__Task requirements__: Repeat the records verbatim and leave the pictures out of your copy.

__Supplied material__:
"""
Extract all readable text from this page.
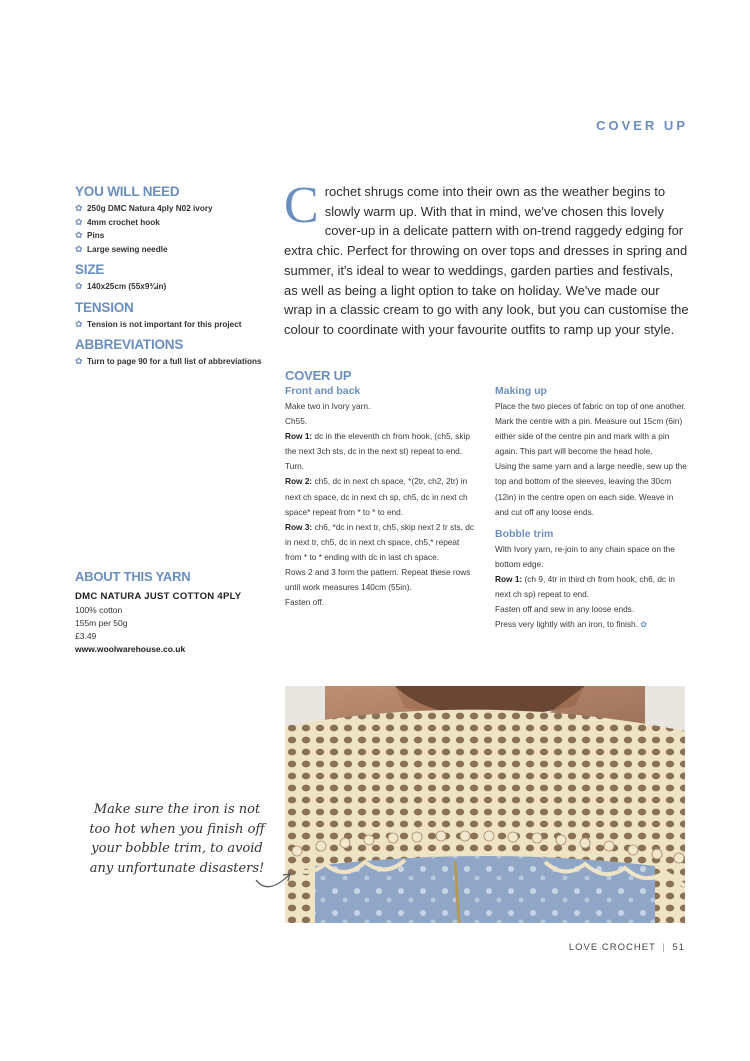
COVER UP
YOU WILL NEED
✿ 250g DMC Natura 4ply N02 ivory
✿ 4mm crochet hook
✿ Pins
✿ Large sewing needle
SIZE
✿ 140x25cm (55x9¾in)
TENSION
✿ Tension is not important for this project
ABBREVIATIONS
✿ Turn to page 90 for a full list of abbreviations
Crochet shrugs come into their own as the weather begins to slowly warm up. With that in mind, we've chosen this lovely cover-up in a delicate pattern with on-trend raggedy edging for extra chic. Perfect for throwing on over tops and dresses in spring and summer, it's ideal to wear to weddings, garden parties and festivals, as well as being a light option to take on holiday. We've made our wrap in a classic cream to go with any look, but you can customise the colour to coordinate with your favourite outfits to ramp up your style.
COVER UP
Front and back

Make two in Ivory yarn.

Ch55.

Row 1: dc in the eleventh ch from hook, (ch5, skip the next 3ch sts, dc in the next st) repeat to end. Turn.

Row 2: ch5, dc in next ch space, *(2tr, ch2, 2tr) in next ch space, dc in next ch sp, ch5, dc in next ch space* repeat from * to * to end.

Row 3: ch6, *dc in next tr, ch5, skip next 2 tr sts, dc in next tr, ch5, dc in next ch space, ch5,* repeat from * to * ending with dc in last ch space.

Rows 2 and 3 form the pattern. Repeat these rows until work measures 140cm (55in).

Fasten off.

Making up

Place the two pieces of fabric on top of one another. Mark the centre with a pin. Measure out 15cm (6in) either side of the centre pin and mark with a pin again. This part will become the head hole.

Using the same yarn and a large needle, sew up the top and bottom of the sleeves, leaving the 30cm (12in) in the centre open on each side. Weave in and cut off any loose ends.

Bobble trim

With Ivory yarn, re-join to any chain space on the bottom edge.

Row 1: (ch 9, 4tr in third ch from hook, ch6, dc in next ch sp) repeat to end.

Fasten off and sew in any loose ends.

Press very lightly with an iron, to finish. ✿

ABOUT THIS YARN
DMC NATURA JUST COTTON 4PLY
100% cotton
155m per 50g
£3.49
www.woolwarehouse.co.uk
Make sure the iron is not
too hot when you finish off
your bobble trim, to avoid
any unfortunate disasters!
LOVE CROCHET | 51
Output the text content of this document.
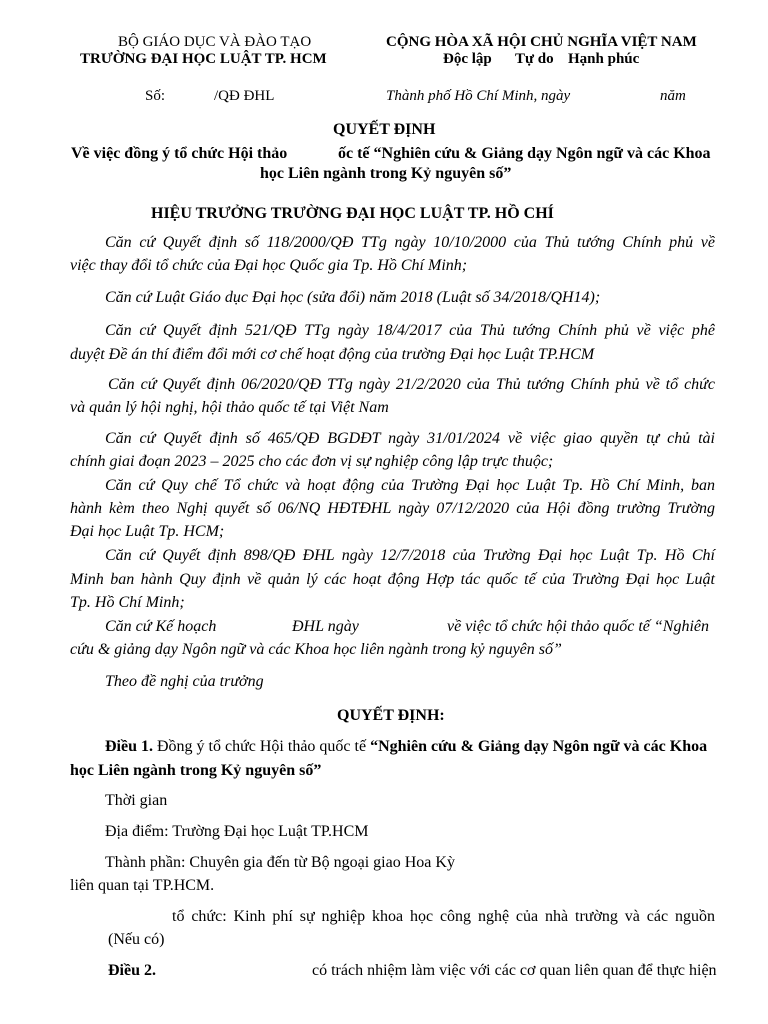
BỘ GIÁO DỤC VÀ ĐÀO TẠO
TRƯỜNG ĐẠI HỌC LUẬT TP. HCM
CỘNG HÒA XÃ HỘI CHỦ NGHĨA VIỆT NAM
Độc lập Tự do Hạnh phúc
Số:	/QĐ ĐHL	Thành phố Hồ Chí Minh, ngày	năm
QUYẾT ĐỊNH
Về việc đồng ý tổ chức Hội thảo	ốc tế “Nghiên cứu & Giảng dạy Ngôn ngữ và các Khoa
học Liên ngành trong Kỷ nguyên số”
HIỆU TRƯỞNG TRƯỜNG ĐẠI HỌC LUẬT TP. HỒ CHÍ
Căn cứ Quyết định số 118/2000/QĐ TTg ngày 10/10/2000 của Thủ tướng Chính phủ về
việc thay đổi tổ chức của Đại học Quốc gia Tp. Hồ Chí Minh;
Căn cứ Luật Giáo dục Đại học (sửa đổi) năm 2018 (Luật số 34/2018/QH14);
Căn cứ Quyết định 521/QĐ TTg ngày 18/4/2017 của Thủ tướng Chính phủ về việc phê
duyệt Đề án thí điểm đổi mới cơ chế hoạt động của trường Đại học Luật TP.HCM
Căn cứ Quyết định 06/2020/QĐ TTg ngày 21/2/2020 của Thủ tướng Chính phủ về tổ chức
và quản lý hội nghị, hội thảo quốc tế tại Việt Nam
Căn cứ Quyết định số 465/QĐ BGDĐT ngày 31/01/2024 về việc giao quyền tự chủ tài
chính giai đoạn 2023 – 2025 cho các đơn vị sự nghiệp công lập trực thuộc;
Căn cứ Quy chế Tổ chức và hoạt động của Trường Đại học Luật Tp. Hồ Chí Minh, ban
hành kèm theo Nghị quyết số 06/NQ HĐTĐHL ngày 07/12/2020 của Hội đồng trường Trường
Đại học Luật Tp. HCM;
Căn cứ Quyết định 898/QĐ ĐHL ngày 12/7/2018 của Trường Đại học Luật Tp. Hồ Chí
Minh ban hành Quy định về quản lý các hoạt động Hợp tác quốc tế của Trường Đại học Luật
Tp. Hồ Chí Minh;
Căn cứ Kế hoạch	ĐHL ngày	về việc tổ chức hội thảo quốc tế “Nghiên
cứu & giảng dạy Ngôn ngữ và các Khoa học liên ngành trong kỷ nguyên số”
Theo đề nghị của trưởng
QUYẾT ĐỊNH:
Điều 1. Đồng ý tổ chức Hội thảo quốc tế “Nghiên cứu & Giảng dạy Ngôn ngữ và các Khoa
học Liên ngành trong Kỷ nguyên số”
Thời gian
Địa điểm: Trường Đại học Luật TP.HCM
Thành phần: Chuyên gia đến từ Bộ ngoại giao Hoa Kỳ
liên quan tại TP.HCM.
tổ chức: Kinh phí sự nghiệp khoa học công nghệ của nhà trường và các nguồn
(Nếu có)
Điều 2.	có trách nhiệm làm việc với các cơ quan liên quan để thực hiện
"""
__Task response__:
Extract all readable text from this page.
COVER UP
YOU WILL NEED
✿ 250g DMC Natura 4ply N02 ivory
✿ 4mm crochet hook
✿ Pins
✿ Large sewing needle
SIZE
✿ 140x25cm (55x9¾in)
TENSION
✿ Tension is not important for this project
ABBREVIATIONS
✿ Turn to page 90 for a full list of abbreviations
Crochet shrugs come into their own as the weather begins to slowly warm up. With that in mind, we've chosen this lovely cover-up in a delicate pattern with on-trend raggedy edging for extra chic. Perfect for throwing on over tops and dresses in spring and summer, it's ideal to wear to weddings, garden parties and festivals, as well as being a light option to take on holiday. We've made our wrap in a classic cream to go with any look, but you can customise the colour to coordinate with your favourite outfits to ramp up your style.
COVER UP
Front and back

Make two in Ivory yarn.

Ch55.

Row 1: dc in the eleventh ch from hook, (ch5, skip the next 3ch sts, dc in the next st) repeat to end. Turn.

Row 2: ch5, dc in next ch space, *(2tr, ch2, 2tr) in next ch space, dc in next ch sp, ch5, dc in next ch space* repeat from * to * to end.

Row 3: ch6, *dc in next tr, ch5, skip next 2 tr sts, dc in next tr, ch5, dc in next ch space, ch5,* repeat from * to * ending with dc in last ch space.

Rows 2 and 3 form the pattern. Repeat these rows until work measures 140cm (55in).

Fasten off.

Making up

Place the two pieces of fabric on top of one another. Mark the centre with a pin. Measure out 15cm (6in) either side of the centre pin and mark with a pin again. This part will become the head hole.

Using the same yarn and a large needle, sew up the top and bottom of the sleeves, leaving the 30cm (12in) in the centre open on each side. Weave in and cut off any loose ends.

Bobble trim

With Ivory yarn, re-join to any chain space on the bottom edge.

Row 1: (ch 9, 4tr in third ch from hook, ch6, dc in next ch sp) repeat to end.

Fasten off and sew in any loose ends.

Press very lightly with an iron, to finish. ✿

ABOUT THIS YARN
DMC NATURA JUST COTTON 4PLY
100% cotton
155m per 50g
£3.49
www.woolwarehouse.co.uk
Make sure the iron is not
too hot when you finish off
your bobble trim, to avoid
any unfortunate disasters!
LOVE CROCHET | 51
Output the text content of this document.
BỘ GIÁO DỤC VÀ ĐÀO TẠO
TRƯỜNG ĐẠI HỌC LUẬT TP. HCM
CỘNG HÒA XÃ HỘI CHỦ NGHĨA VIỆT NAM
Độc lập Tự do Hạnh phúc
Số:	/QĐ ĐHL	Thành phố Hồ Chí Minh, ngày	năm
QUYẾT ĐỊNH
Về việc đồng ý tổ chức Hội thảo	ốc tế “Nghiên cứu & Giảng dạy Ngôn ngữ và các Khoa
học Liên ngành trong Kỷ nguyên số”
HIỆU TRƯỞNG TRƯỜNG ĐẠI HỌC LUẬT TP. HỒ CHÍ
Căn cứ Quyết định số 118/2000/QĐ TTg ngày 10/10/2000 của Thủ tướng Chính phủ về
việc thay đổi tổ chức của Đại học Quốc gia Tp. Hồ Chí Minh;
Căn cứ Luật Giáo dục Đại học (sửa đổi) năm 2018 (Luật số 34/2018/QH14);
Căn cứ Quyết định 521/QĐ TTg ngày 18/4/2017 của Thủ tướng Chính phủ về việc phê
duyệt Đề án thí điểm đổi mới cơ chế hoạt động của trường Đại học Luật TP.HCM
Căn cứ Quyết định 06/2020/QĐ TTg ngày 21/2/2020 của Thủ tướng Chính phủ về tổ chức
và quản lý hội nghị, hội thảo quốc tế tại Việt Nam
Căn cứ Quyết định số 465/QĐ BGDĐT ngày 31/01/2024 về việc giao quyền tự chủ tài
chính giai đoạn 2023 – 2025 cho các đơn vị sự nghiệp công lập trực thuộc;
Căn cứ Quy chế Tổ chức và hoạt động của Trường Đại học Luật Tp. Hồ Chí Minh, ban
hành kèm theo Nghị quyết số 06/NQ HĐTĐHL ngày 07/12/2020 của Hội đồng trường Trường
Đại học Luật Tp. HCM;
Căn cứ Quyết định 898/QĐ ĐHL ngày 12/7/2018 của Trường Đại học Luật Tp. Hồ Chí
Minh ban hành Quy định về quản lý các hoạt động Hợp tác quốc tế của Trường Đại học Luật
Tp. Hồ Chí Minh;
Căn cứ Kế hoạch	ĐHL ngày	về việc tổ chức hội thảo quốc tế “Nghiên
cứu & giảng dạy Ngôn ngữ và các Khoa học liên ngành trong kỷ nguyên số”
Theo đề nghị của trưởng
QUYẾT ĐỊNH:
Điều 1. Đồng ý tổ chức Hội thảo quốc tế “Nghiên cứu & Giảng dạy Ngôn ngữ và các Khoa
học Liên ngành trong Kỷ nguyên số”
Thời gian
Địa điểm: Trường Đại học Luật TP.HCM
Thành phần: Chuyên gia đến từ Bộ ngoại giao Hoa Kỳ
liên quan tại TP.HCM.
tổ chức: Kinh phí sự nghiệp khoa học công nghệ của nhà trường và các nguồn
(Nếu có)
Điều 2.	có trách nhiệm làm việc với các cơ quan liên quan để thực hiện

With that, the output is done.